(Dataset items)
>>>>
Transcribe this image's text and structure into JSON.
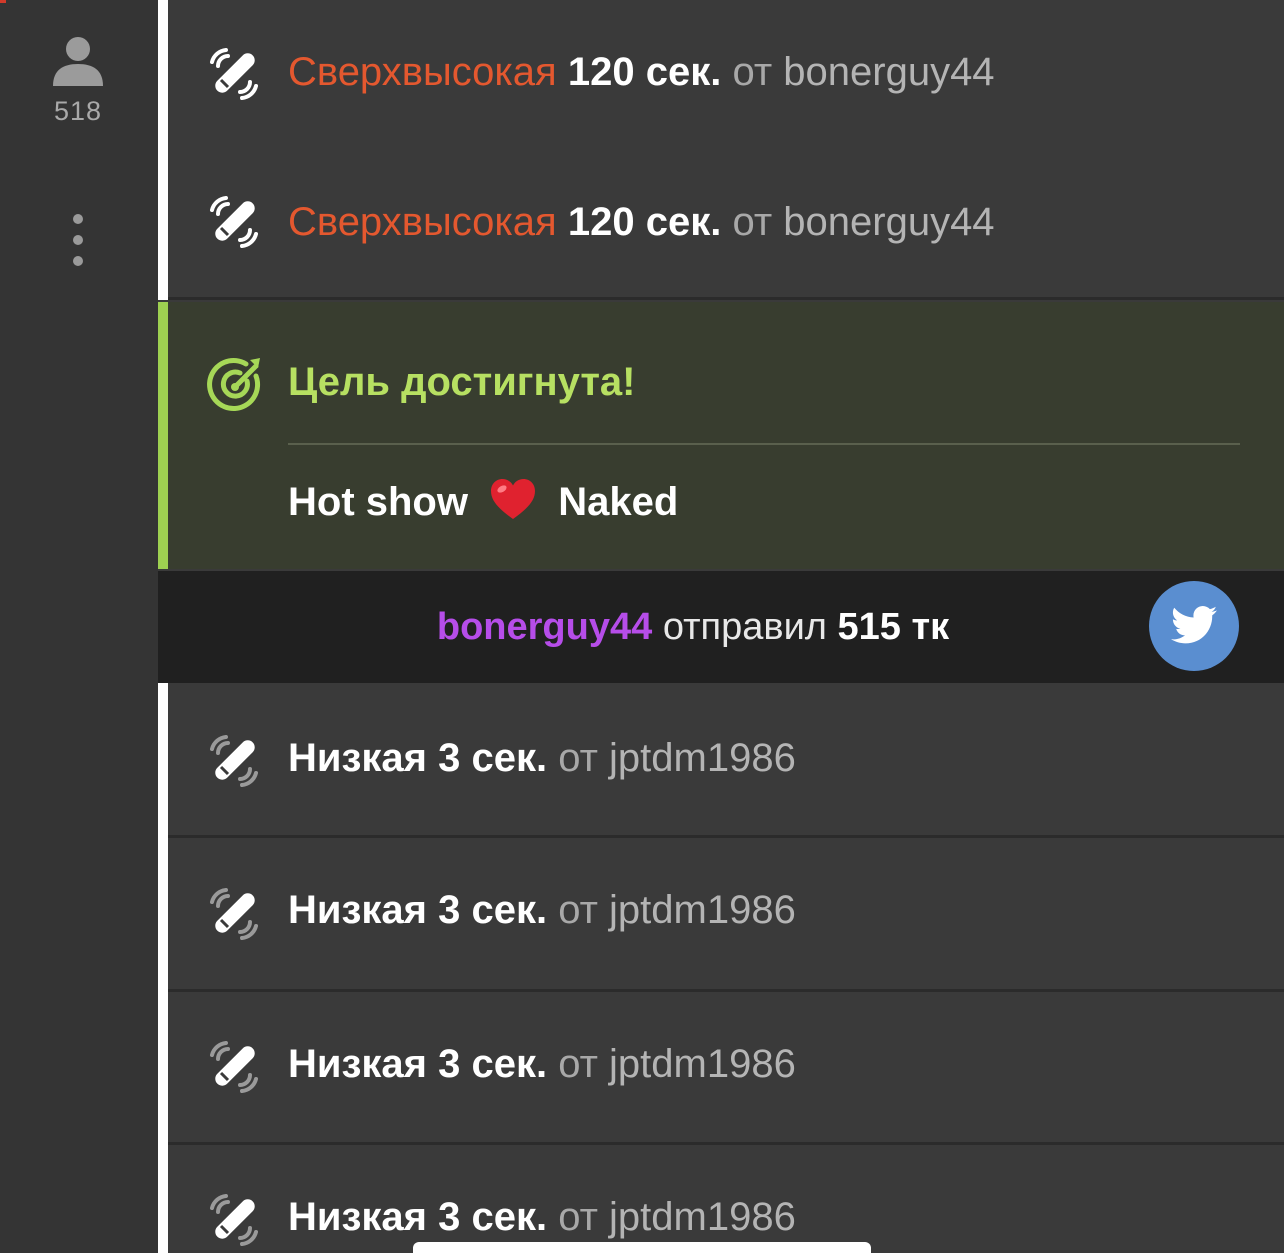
{
  "sidebar": {
    "viewer_count": "518",
    "user_icon": "user-icon",
    "more_icon": "vertical-dots-icon"
  },
  "feed": {
    "vibe_rows_top": [
      {
        "level": "Сверхвысокая",
        "duration": "120 сек.",
        "from": "от",
        "user": "bonerguy44",
        "icon": "vibration-icon"
      },
      {
        "level": "Сверхвысокая",
        "duration": "120 сек.",
        "from": "от",
        "user": "bonerguy44",
        "icon": "vibration-icon"
      }
    ],
    "goal": {
      "title": "Цель достигнута!",
      "desc_before": "Hot show",
      "desc_after": "Naked",
      "icon": "target-icon",
      "emoji": "heart"
    },
    "tip": {
      "user": "bonerguy44",
      "verb": "отправил",
      "amount": "515 тк",
      "share_icon": "twitter-bird-icon"
    },
    "vibe_rows_bottom": [
      {
        "level": "Низкая",
        "duration": "3 сек.",
        "from": "от",
        "user": "jptdm1986",
        "icon": "vibration-icon"
      },
      {
        "level": "Низкая",
        "duration": "3 сек.",
        "from": "от",
        "user": "jptdm1986",
        "icon": "vibration-icon"
      },
      {
        "level": "Низкая",
        "duration": "3 сек.",
        "from": "от",
        "user": "jptdm1986",
        "icon": "vibration-icon"
      },
      {
        "level": "Низкая",
        "duration": "3 сек.",
        "from": "от",
        "user": "jptdm1986",
        "icon": "vibration-icon"
      }
    ]
  },
  "colors": {
    "high_level": "#e4582f",
    "goal_accent": "#9ed051",
    "tipper": "#b64de9",
    "share": "#5a8ed0"
  }
}
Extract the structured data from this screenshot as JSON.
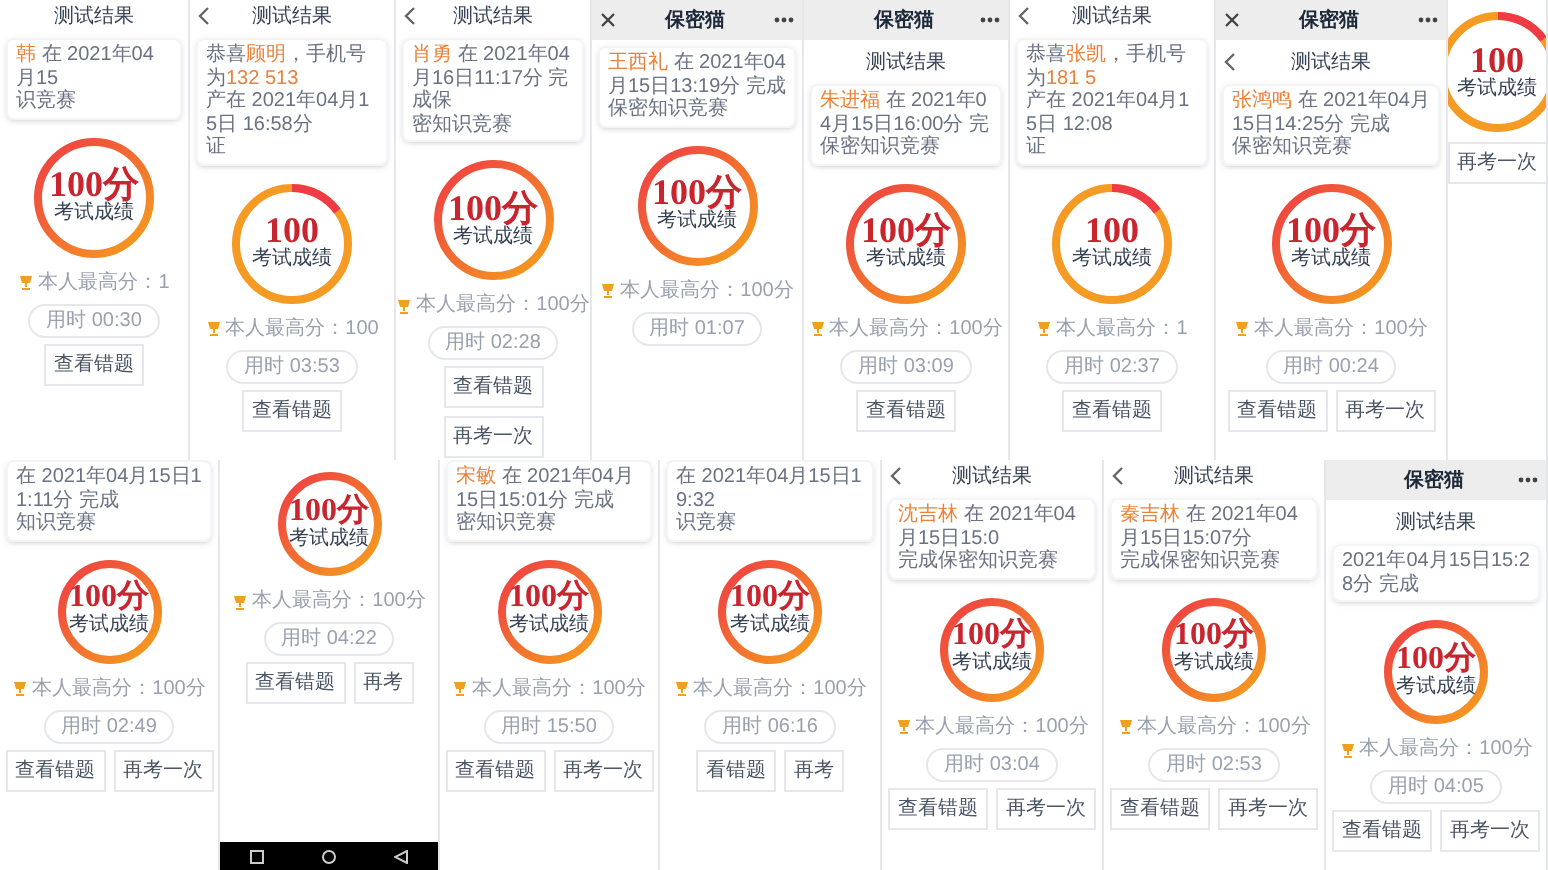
{
  "screens": [
    {
      "nav": {
        "back": false,
        "title": "测试结果"
      },
      "card": [
        [
          {
            "text": "韩",
            "highlight": true
          },
          {
            "text": " 在 2021年04月15",
            "highlight": false
          }
        ],
        [
          {
            "text": "识竞赛",
            "highlight": false
          }
        ]
      ],
      "kind": "gradient",
      "score": "100分",
      "score_label": "考试成绩",
      "best": "本人最高分：1",
      "time": "用时 00:30",
      "buttons": [
        "查看错题"
      ]
    },
    {
      "nav": {
        "back": true,
        "title": "测试结果"
      },
      "card": [
        [
          {
            "text": "恭喜",
            "highlight": false
          },
          {
            "text": "顾明",
            "highlight": true
          },
          {
            "text": "，手机号为",
            "highlight": false
          },
          {
            "text": "132 513",
            "highlight": true
          }
        ],
        [
          {
            "text": "产在 2021年04月15日 16:58分",
            "highlight": false
          }
        ],
        [
          {
            "text": "证",
            "highlight": false
          }
        ]
      ],
      "kind": "split",
      "score": "100",
      "score_label": "考试成绩",
      "best": "本人最高分：100",
      "time": "用时 03:53",
      "buttons": [
        "查看错题"
      ]
    },
    {
      "nav": {
        "back": true,
        "title": "测试结果"
      },
      "card": [
        [
          {
            "text": "肖勇",
            "highlight": true
          },
          {
            "text": " 在 2021年04月16日11:17分 完成保",
            "highlight": false
          }
        ],
        [
          {
            "text": "密知识竞赛",
            "highlight": false
          }
        ]
      ],
      "kind": "gradient",
      "score": "100分",
      "score_label": "考试成绩",
      "best": "本人最高分：100分",
      "time": "用时 02:28",
      "buttons": [
        "查看错题",
        "再考一次"
      ]
    },
    {
      "header": {
        "title": "保密猫",
        "close": true,
        "more": true
      },
      "card": [
        [
          {
            "text": "王西礼",
            "highlight": true
          },
          {
            "text": " 在 2021年04月15日13:19分 完成",
            "highlight": false
          }
        ],
        [
          {
            "text": "保密知识竞赛",
            "highlight": false
          }
        ]
      ],
      "kind": "gradient",
      "score": "100分",
      "score_label": "考试成绩",
      "best": "本人最高分：100分",
      "time": "用时 01:07"
    },
    {
      "header": {
        "title": "保密猫",
        "close": false,
        "more": true
      },
      "nav": {
        "back": false,
        "title": "测试结果"
      },
      "card": [
        [
          {
            "text": "朱进福",
            "highlight": true
          },
          {
            "text": " 在 2021年04月15日16:00分 完",
            "highlight": false
          }
        ],
        [
          {
            "text": "保密知识竞赛",
            "highlight": false
          }
        ]
      ],
      "kind": "gradient",
      "score": "100分",
      "score_label": "考试成绩",
      "best": "本人最高分：100分",
      "time": "用时 03:09",
      "buttons": [
        "查看错题"
      ]
    },
    {
      "nav": {
        "back": true,
        "title": "测试结果"
      },
      "card": [
        [
          {
            "text": "恭喜",
            "highlight": false
          },
          {
            "text": "张凯",
            "highlight": true
          },
          {
            "text": "，手机号为",
            "highlight": false
          },
          {
            "text": "181 5",
            "highlight": true
          }
        ],
        [
          {
            "text": "产在 2021年04月15日 12:08",
            "highlight": false
          }
        ],
        [
          {
            "text": "证",
            "highlight": false
          }
        ]
      ],
      "kind": "split",
      "score": "100",
      "score_label": "考试成绩",
      "best": "本人最高分：1",
      "time": "用时 02:37",
      "buttons": [
        "查看错题"
      ]
    },
    {
      "header": {
        "title": "保密猫",
        "close": true,
        "more": true
      },
      "nav": {
        "back": true,
        "title": "测试结果"
      },
      "card": [
        [
          {
            "text": "张鸿鸣",
            "highlight": true
          },
          {
            "text": " 在 2021年04月15日14:25分 完成",
            "highlight": false
          }
        ],
        [
          {
            "text": "保密知识竞赛",
            "highlight": false
          }
        ]
      ],
      "kind": "gradient",
      "score": "100分",
      "score_label": "考试成绩",
      "best": "本人最高分：100分",
      "time": "用时 00:24",
      "buttons": [
        "查看错题",
        "再考一次"
      ]
    },
    {
      "kind": "split",
      "score": "100",
      "score_label": "考试成绩",
      "buttons": [
        "再考一次"
      ]
    },
    {
      "card": [
        [
          {
            "text": "在 2021年04月15日11:11分 完成",
            "highlight": false
          }
        ],
        [
          {
            "text": "知识竞赛",
            "highlight": false
          }
        ]
      ],
      "kind": "gradient",
      "score": "100分",
      "score_label": "考试成绩",
      "best": "本人最高分：100分",
      "time": "用时 02:49",
      "buttons": [
        "查看错题",
        "再考一次"
      ]
    },
    {
      "kind": "gradient",
      "score": "100分",
      "score_label": "考试成绩",
      "best": "本人最高分：100分",
      "time": "用时 04:22",
      "buttons": [
        "查看错题",
        "再考"
      ],
      "nav_bar": true
    },
    {
      "card": [
        [
          {
            "text": "宋敏",
            "highlight": true
          },
          {
            "text": " 在 2021年04月15日15:01分 完成",
            "highlight": false
          }
        ],
        [
          {
            "text": "密知识竞赛",
            "highlight": false
          }
        ]
      ],
      "kind": "gradient",
      "score": "100分",
      "score_label": "考试成绩",
      "best": "本人最高分：100分",
      "time": "用时 15:50",
      "buttons": [
        "查看错题",
        "再考一次"
      ]
    },
    {
      "card": [
        [
          {
            "text": "在 2021年04月15日19:32",
            "highlight": false
          }
        ],
        [
          {
            "text": "识竞赛",
            "highlight": false
          }
        ]
      ],
      "kind": "gradient",
      "score": "100分",
      "score_label": "考试成绩",
      "best": "本人最高分：100分",
      "time": "用时 06:16",
      "buttons": [
        "看错题",
        "再考"
      ]
    },
    {
      "nav": {
        "back": true,
        "title": "测试结果"
      },
      "card": [
        [
          {
            "text": "沈吉林",
            "highlight": true
          },
          {
            "text": " 在 2021年04月15日15:0",
            "highlight": false
          }
        ],
        [
          {
            "text": "完成保密知识竞赛",
            "highlight": false
          }
        ]
      ],
      "kind": "gradient",
      "score": "100分",
      "score_label": "考试成绩",
      "best": "本人最高分：100分",
      "time": "用时 03:04",
      "buttons": [
        "查看错题",
        "再考一次"
      ]
    },
    {
      "nav": {
        "back": true,
        "title": "测试结果"
      },
      "card": [
        [
          {
            "text": "秦吉林",
            "highlight": true
          },
          {
            "text": " 在 2021年04月15日15:07分",
            "highlight": false
          }
        ],
        [
          {
            "text": "完成保密知识竞赛",
            "highlight": false
          }
        ]
      ],
      "kind": "gradient",
      "score": "100分",
      "score_label": "考试成绩",
      "best": "本人最高分：100分",
      "time": "用时 02:53",
      "buttons": [
        "查看错题",
        "再考一次"
      ]
    },
    {
      "header": {
        "title": "保密猫",
        "close": false,
        "more": true
      },
      "nav": {
        "back": false,
        "title": "测试结果"
      },
      "card": [
        [
          {
            "text": "2021年04月15日15:28分 完成",
            "highlight": false
          }
        ]
      ],
      "kind": "gradient",
      "score": "100分",
      "score_label": "考试成绩",
      "best": "本人最高分：100分",
      "time": "用时 04:05",
      "buttons": [
        "查看错题",
        "再考一次"
      ]
    }
  ]
}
<<<<
> _What needs to be done_:
Scan the material above. Copy each line where "JSON" occurs.

> _Response to this task_:
Transcribe this image's text and structure into JSON.
Extract the structured data from this screenshot as JSON.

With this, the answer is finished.